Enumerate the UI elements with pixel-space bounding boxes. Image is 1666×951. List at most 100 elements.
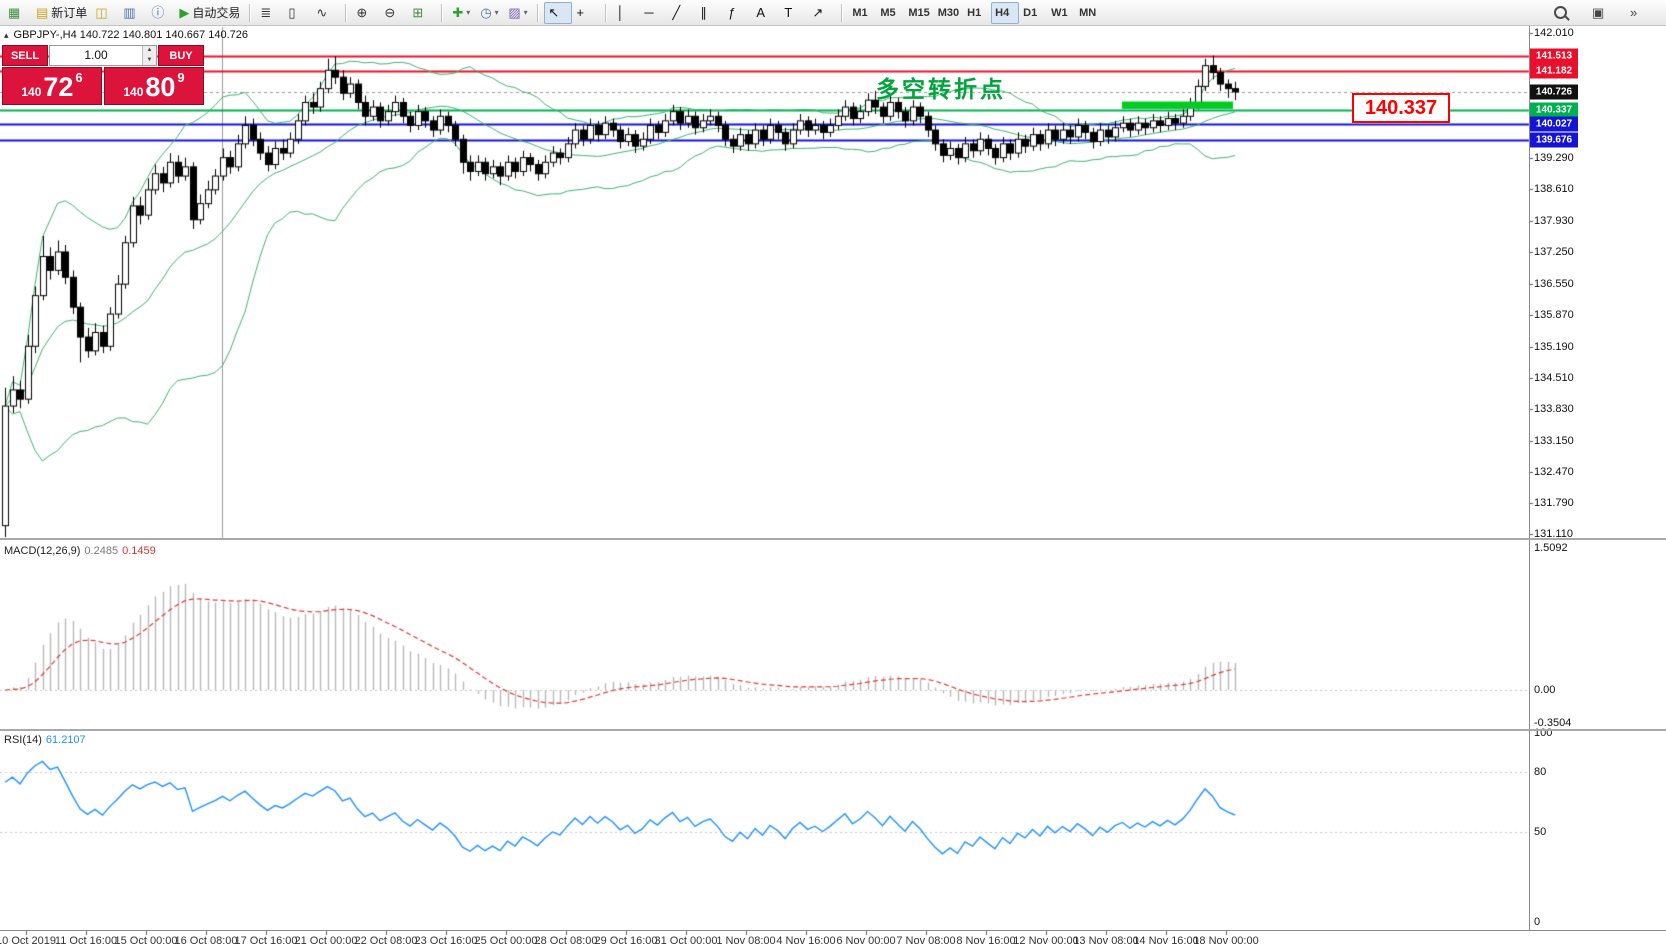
time-axis-label: 12 Nov 00:00 [1013, 935, 1079, 947]
price-scale-border [1529, 26, 1530, 930]
price-marker-chip: 140.027 [1530, 116, 1578, 132]
more-icon[interactable]: » [1626, 2, 1654, 24]
time-axis-label: 15 Oct 00:00 [114, 935, 178, 947]
new-order-button-label: 新订单 [51, 6, 88, 20]
time-axis-label: 8 Nov 16:00 [956, 935, 1016, 947]
rsi-name: RSI(14) [4, 734, 42, 746]
sell-price-whole: 140 [21, 85, 42, 100]
shapes-button[interactable]: ↗ [808, 2, 836, 24]
channel-icon: ∥ [700, 5, 707, 20]
tf-m30-button-label: M30 [937, 6, 960, 19]
tf-m15-button[interactable]: M15 [904, 2, 933, 24]
scale-label: 0 [1534, 916, 1541, 928]
oneclick-toggle-icon[interactable]: ▴ [4, 29, 9, 40]
crosshair-button[interactable]: + [572, 2, 600, 24]
scale-label: 0.00 [1534, 684, 1556, 696]
rsi-indicator-label: RSI(14) 61.2107 [4, 734, 86, 746]
text-button[interactable]: A [752, 2, 780, 24]
trendline-button[interactable]: ╱ [668, 2, 696, 24]
time-axis-label: 13 Nov 08:00 [1073, 935, 1139, 947]
tf-m1-button[interactable]: M1 [848, 2, 876, 24]
macd-value-2: 0.1459 [122, 545, 156, 557]
periods-button[interactable]: ◷ ▾ [476, 2, 504, 24]
channel-button[interactable]: ∥ [696, 2, 724, 24]
new-order-button[interactable]: ▤ 新订单 [32, 2, 91, 24]
candle-chart-icon: ▯ [288, 5, 296, 20]
time-axis-label: 18 Nov 00:00 [1193, 935, 1259, 947]
tf-m5-button-label: M5 [880, 6, 896, 19]
panel-splitter-rsi[interactable] [0, 729, 1666, 731]
time-axis-label: 29 Oct 16:00 [594, 935, 658, 947]
new-chart-button[interactable]: ▦ [4, 2, 32, 24]
tf-d1-button-label: D1 [1023, 6, 1038, 19]
tf-h1-button-label: H1 [967, 6, 982, 19]
scale-label: 139.290 [1534, 152, 1574, 165]
toolbar-separator [537, 3, 540, 22]
tile-windows-button[interactable]: ⊞ [408, 2, 436, 24]
zoom-out-button[interactable]: ⊖ [380, 2, 408, 24]
scale-label: 131.110 [1534, 528, 1573, 541]
scale-label: 135.870 [1534, 309, 1574, 322]
time-axis-label: 4 Nov 16:00 [776, 935, 836, 947]
horizontal-line-button[interactable]: ─ [640, 2, 668, 24]
time-axis-label: 7 Nov 08:00 [896, 935, 956, 947]
tf-m30-button[interactable]: M30 [934, 2, 963, 24]
fibonacci-button[interactable]: ƒ [724, 2, 752, 24]
crosshair-icon: + [576, 5, 584, 20]
trendline-icon: ╱ [672, 5, 681, 20]
autotrading-button[interactable]: ▶ 自动交易 [175, 2, 244, 24]
time-axis-label: 25 Oct 00:00 [474, 935, 538, 947]
scale-label: 133.830 [1534, 403, 1574, 416]
text-icon: A [756, 5, 765, 20]
tf-d1-button[interactable]: D1 [1019, 2, 1047, 24]
volume-up-button[interactable]: ▲ [143, 46, 156, 56]
line-chart-button[interactable]: ∿ [312, 2, 340, 24]
price-level-annotation: 140.337 [1352, 93, 1450, 123]
vertical-line-button[interactable]: │ [612, 2, 640, 24]
volume-down-button[interactable]: ▼ [143, 55, 156, 65]
price-marker-chip: 141.182 [1530, 63, 1578, 79]
time-axis-label: 14 Nov 16:00 [1133, 935, 1199, 947]
tf-mn-button-label: MN [1079, 6, 1097, 19]
panel-splitter-macd[interactable] [0, 538, 1666, 540]
toolbar-separator [345, 3, 348, 22]
templates-button[interactable]: ▨ ▾ [504, 2, 532, 24]
candle-chart-button[interactable]: ▯ [284, 2, 312, 24]
windows-icon[interactable]: ▣ [1588, 2, 1616, 24]
sell-price-display[interactable]: 140 72 6 [2, 67, 102, 105]
buy-price-pips: 80 [145, 72, 176, 103]
zoom-in-button[interactable]: ⊕ [352, 2, 380, 24]
data-window-button[interactable]: ⓘ [147, 2, 175, 24]
time-axis-label: 28 Oct 08:00 [534, 935, 598, 947]
layouts-button[interactable]: ▥ [119, 2, 147, 24]
vertical-line-icon: │ [616, 5, 625, 20]
buy-price-display[interactable]: 140 80 9 [104, 67, 204, 105]
volume-input[interactable]: 1.00 [84, 48, 108, 62]
buy-button[interactable]: BUY [158, 45, 204, 66]
macd-indicator-label: MACD(12,26,9) 0.2485 0.1459 [4, 545, 156, 557]
tf-h4-button[interactable]: H4 [991, 1, 1020, 24]
cursor-button[interactable]: ↖ [544, 1, 573, 24]
tf-m5-button[interactable]: M5 [876, 2, 904, 24]
scale-label: 137.930 [1534, 214, 1574, 227]
search-icon[interactable] [1550, 2, 1578, 24]
bar-chart-button[interactable]: ≣ [256, 2, 284, 24]
tf-h1-button[interactable]: H1 [963, 2, 991, 24]
chart-header: ▴ GBPJPY-,H4 140.722 140.801 140.667 140… [4, 29, 248, 41]
tf-mn-button[interactable]: MN [1075, 2, 1103, 24]
time-axis-label: 11 Oct 16:00 [54, 935, 118, 947]
sell-price-fraction: 6 [75, 70, 83, 85]
scale-label: 1.5092 [1534, 542, 1568, 555]
fibonacci-icon: ƒ [728, 5, 736, 20]
sell-button[interactable]: SELL [2, 45, 48, 66]
scale-label: 135.190 [1534, 340, 1574, 353]
tf-w1-button[interactable]: W1 [1047, 2, 1075, 24]
scale-label: 133.150 [1534, 434, 1574, 447]
charts-profile-button[interactable]: ◫ [91, 2, 119, 24]
new-chart-icon: ▦ [8, 5, 21, 20]
indicators-button[interactable]: ✚ ▾ [448, 2, 476, 24]
scale-label: 136.550 [1534, 278, 1574, 291]
time-axis-label: 1 Nov 08:00 [716, 935, 776, 947]
label-button[interactable]: T [780, 2, 808, 24]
————
Written request →
Please reproduce all the entries above, substituting "date-label" for each occurrence of "time-axis-label" and keeping everything else the same. Leave out the pictures.

Response to this exercise →
Enumerate the UI elements with pixel-space bounding boxes. Image is 1666×951. List at most 100 elements.
date-label: 12 Nov 00:00 [1013, 935, 1079, 947]
price-scale-border [1529, 26, 1530, 930]
price-marker-chip: 140.027 [1530, 116, 1578, 132]
more-icon[interactable]: » [1626, 2, 1654, 24]
date-label: 15 Oct 00:00 [114, 935, 178, 947]
new-order-button-label: 新订单 [51, 6, 88, 20]
date-label: 8 Nov 16:00 [956, 935, 1016, 947]
rsi-name: RSI(14) [4, 734, 42, 746]
sell-price-whole: 140 [21, 85, 42, 100]
shapes-button[interactable]: ↗ [808, 2, 836, 24]
channel-icon: ∥ [700, 5, 707, 20]
tf-m30-button-label: M30 [937, 6, 960, 19]
tf-m15-button[interactable]: M15 [904, 2, 933, 24]
scale-label: 0 [1534, 916, 1541, 928]
oneclick-toggle-icon[interactable]: ▴ [4, 29, 9, 40]
crosshair-button[interactable]: + [572, 2, 600, 24]
scale-label: 0.00 [1534, 684, 1556, 696]
rsi-indicator-label: RSI(14) 61.2107 [4, 734, 86, 746]
text-button[interactable]: A [752, 2, 780, 24]
trendline-button[interactable]: ╱ [668, 2, 696, 24]
date-label: 13 Nov 08:00 [1073, 935, 1139, 947]
tf-m1-button[interactable]: M1 [848, 2, 876, 24]
macd-value-2: 0.1459 [122, 545, 156, 557]
periods-button[interactable]: ◷ ▾ [476, 2, 504, 24]
channel-button[interactable]: ∥ [696, 2, 724, 24]
new-order-button[interactable]: ▤ 新订单 [32, 2, 91, 24]
candle-chart-icon: ▯ [288, 5, 296, 20]
date-label: 18 Nov 00:00 [1193, 935, 1259, 947]
tf-m5-button-label: M5 [880, 6, 896, 19]
panel-splitter-rsi[interactable] [0, 729, 1666, 731]
date-label: 29 Oct 16:00 [594, 935, 658, 947]
new-chart-button[interactable]: ▦ [4, 2, 32, 24]
tf-d1-button-label: D1 [1023, 6, 1038, 19]
tf-h1-button-label: H1 [967, 6, 982, 19]
scale-label: 139.290 [1534, 152, 1574, 165]
toolbar-separator [537, 3, 540, 22]
tile-windows-button[interactable]: ⊞ [408, 2, 436, 24]
zoom-out-button[interactable]: ⊖ [380, 2, 408, 24]
scale-label: 131.110 [1534, 528, 1573, 541]
scale-label: 135.870 [1534, 309, 1574, 322]
date-label: 4 Nov 16:00 [776, 935, 836, 947]
horizontal-line-button[interactable]: ─ [640, 2, 668, 24]
date-label: 7 Nov 08:00 [896, 935, 956, 947]
tf-m30-button[interactable]: M30 [934, 2, 963, 24]
fibonacci-button[interactable]: ƒ [724, 2, 752, 24]
crosshair-icon: + [576, 5, 584, 20]
trendline-icon: ╱ [672, 5, 681, 20]
autotrading-button[interactable]: ▶ 自动交易 [175, 2, 244, 24]
date-label: 25 Oct 00:00 [474, 935, 538, 947]
scale-label: 133.830 [1534, 403, 1574, 416]
text-icon: A [756, 5, 765, 20]
tf-d1-button[interactable]: D1 [1019, 2, 1047, 24]
volume-up-button[interactable]: ▲ [143, 46, 156, 56]
line-chart-button[interactable]: ∿ [312, 2, 340, 24]
price-level-annotation: 140.337 [1352, 93, 1450, 123]
vertical-line-button[interactable]: │ [612, 2, 640, 24]
volume-down-button[interactable]: ▼ [143, 55, 156, 65]
price-marker-chip: 141.182 [1530, 63, 1578, 79]
date-label: 14 Nov 16:00 [1133, 935, 1199, 947]
tf-mn-button-label: MN [1079, 6, 1097, 19]
panel-splitter-macd[interactable] [0, 538, 1666, 540]
toolbar-separator [345, 3, 348, 22]
templates-button[interactable]: ▨ ▾ [504, 2, 532, 24]
candle-chart-button[interactable]: ▯ [284, 2, 312, 24]
windows-icon[interactable]: ▣ [1588, 2, 1616, 24]
sell-price-display[interactable]: 140 72 6 [2, 67, 102, 105]
buy-price-pips: 80 [145, 72, 176, 103]
zoom-in-button[interactable]: ⊕ [352, 2, 380, 24]
data-window-button[interactable]: ⓘ [147, 2, 175, 24]
date-label: 28 Oct 08:00 [534, 935, 598, 947]
layouts-button[interactable]: ▥ [119, 2, 147, 24]
vertical-line-icon: │ [616, 5, 625, 20]
buy-price-display[interactable]: 140 80 9 [104, 67, 204, 105]
volume-input[interactable]: 1.00 [84, 48, 108, 62]
buy-button[interactable]: BUY [158, 45, 204, 66]
macd-indicator-label: MACD(12,26,9) 0.2485 0.1459 [4, 545, 156, 557]
tf-h4-button[interactable]: H4 [991, 1, 1020, 24]
cursor-button[interactable]: ↖ [544, 1, 573, 24]
tf-m5-button[interactable]: M5 [876, 2, 904, 24]
scale-label: 137.930 [1534, 214, 1574, 227]
search-icon[interactable] [1550, 2, 1578, 24]
bar-chart-button[interactable]: ≣ [256, 2, 284, 24]
tf-h1-button[interactable]: H1 [963, 2, 991, 24]
chart-header: ▴ GBPJPY-,H4 140.722 140.801 140.667 140… [4, 29, 248, 41]
tf-mn-button[interactable]: MN [1075, 2, 1103, 24]
date-label: 11 Oct 16:00 [54, 935, 118, 947]
sell-price-fraction: 6 [75, 70, 83, 85]
scale-label: 1.5092 [1534, 542, 1568, 555]
fibonacci-icon: ƒ [728, 5, 736, 20]
sell-button[interactable]: SELL [2, 45, 48, 66]
scale-label: 135.190 [1534, 340, 1574, 353]
tf-w1-button[interactable]: W1 [1047, 2, 1075, 24]
scale-label: 133.150 [1534, 434, 1574, 447]
charts-profile-button[interactable]: ◫ [91, 2, 119, 24]
new-chart-icon: ▦ [8, 5, 21, 20]
indicators-button[interactable]: ✚ ▾ [448, 2, 476, 24]
scale-label: 136.550 [1534, 278, 1574, 291]
date-label: 1 Nov 08:00 [716, 935, 776, 947]
label-button[interactable]: T [780, 2, 808, 24]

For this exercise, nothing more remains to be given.